*Task brief*.
Can you extend the newsgroup post on Lisp macros and ITERATE, picking up after its final sentence?

── Extracted text

A critic of Guido's blog on Python's lambda

[Bill Atkins]

"Chris Uppal" <chris.uppal at metagnostic.REMOVE-THIS.org> writes:

> Bill Atkins wrote:
>
>> But why should I have to worry about any of this?  Why can't I do:
>>
>>   (with-indentation (pdf (+ (indentation pdf) 4))
>>      (out-header)
>>      (out-facts))
>>
>> and then within, say out-facts:
>>
>>   (with-indentation (pdf (+ (indentation pdf) 4))
>>     (write pdf "some text"))
>>
>> More readable, and no bookkeeping to worry about.  This is great!  And
>> here's the macro:
> . [...]
>
> Can you explain to a non-Lisper why macros are needed for this ?  I'm a
> Smalltalker, and Smalltalk has no macros, nor anything like 'em, but the
> equivalent of the above in Smalltalk is perfectly feasible, and does not
> require a separate layer of semantics (which is how I think of true macros).
>
>     aPdf
>         withAdditionalIndent: 4
>         do: [ aPdf writeHeader; writeFacts ].
>
> and
>
>     aPdf
>         withAdditionalIndent: 4
>         do: [ aPdf write: '... some text...' ].
>
> Readers unfamiliar with Smalltalk may not find this any easier to read that
> your Lisp code, but I can assure them that to any Smalltalker that code would
> be both completely idiomatic and completely transparent.  (Although I think a
> fair number of Smalltalkers would choose to use a slightly different way of
> expressing this -- which I've avoided here only in order to keep things
> simple).

To be honest, all I know about Smalltalk are the parts of it that were
grafted onto Ruby.  But if your example is doing the same as my code,
then I can't say that there's much of an advantage to using a macro
over this.

>
>> Macros rock.
>
> I have yet to be persuaded of this ;-)

My favorite macro is ITERATE, which was written at MIT to add a
looping mini-language to CL.  There is a macro called LOOP that is
part of Common Lisp, but ITERATE improves upon it in lots of ways.

The cool thing about ITERATE is that it lets you express looping
concepts in a language designed explicitly for such a purpose, e.g.

  (iter (for x in '(1 3 3))
        (summing x))  => 7

  (iter (for x in '(1 -3 2))
        (finding x maximizing (abs x))) => -3

  (iter (for x in '(a b c 1 d 3 e))
        (when (symbolp x)
          (collect x)))  => (a b c d e)

This is a tiny, tiny chunk of what ITERATE offers and of the various
ways these clauses can be combined.  But it should be obvious that
being able to express loops this way is going to make your code much
more concise and more readable.

But it gets even better: since ITERATE is a macro, the code passed to
it is error-checked and analyzed at compile-time, and then converted
to primitive Lisp forms - also at compile-time.  What this means is
you get all this extra expressive power at absolutely no runtime cost.

────
── Data provided

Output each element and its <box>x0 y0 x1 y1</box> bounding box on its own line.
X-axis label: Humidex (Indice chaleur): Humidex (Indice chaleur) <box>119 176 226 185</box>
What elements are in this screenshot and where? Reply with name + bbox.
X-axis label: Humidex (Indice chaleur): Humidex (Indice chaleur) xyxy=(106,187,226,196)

────

*Task output*.
At the risk of causing brains to explode, here is what the third ITER
form expands into:

(LET* ((#:LIST17 NIL)
       (X NIL)
       (#:RESULT16 NIL)
       (#:END-POINTER18 NIL)
       (#:TEMP19 NIL))
  (BLOCK NIL
    (TAGBODY
      (SETQ #:LIST17 '(A B C 1 D 3 E))
     LOOP-TOP-NIL
      (IF (ATOM #:LIST17) (GO LOOP-END-NIL))
      (SETQ X (CAR #:LIST17))
      (SETQ #:LIST17 (CDR #:LIST17))
      (IF (SYMBOLP X)
          (PROGN
           NIL
           (PROGN
            (SETQ #:TEMP19 (LIST X))
            (SETQ #:END-POINTER18
                    (IF #:RESULT16
                        (SETF (CDR #:END-POINTER18) #:TEMP19)
                        (SETQ #:RESULT16 #:TEMP19)))
            #:RESULT16))
          NIL)
      (GO LOOP-TOP-NIL)
     LOOP-END-NIL)
    #:RESULT16))

This is obviously not something any sane programmer would sit down and
write just to get an efficient loop.  But this code is highly tuned;
for instance, it tracks the end of the list it's building up to save
time.  I, as a programmer, get all this expressiveness and efficiency
for free.  I think that's awesome.

There are lots more examples of macros.  My second favorite macro to
use as an example are Peter Seibel's macros for processing binary files:

  http://gigamonkeys.com/book/practical-parsing-binary-files.html

He builds a set of macros so that in the next chapter he can define an
ID3 tag reader and writer with:

(define-tagged-binary-class id3v2.3-frame ()
  ((id                (frame-id :length 4))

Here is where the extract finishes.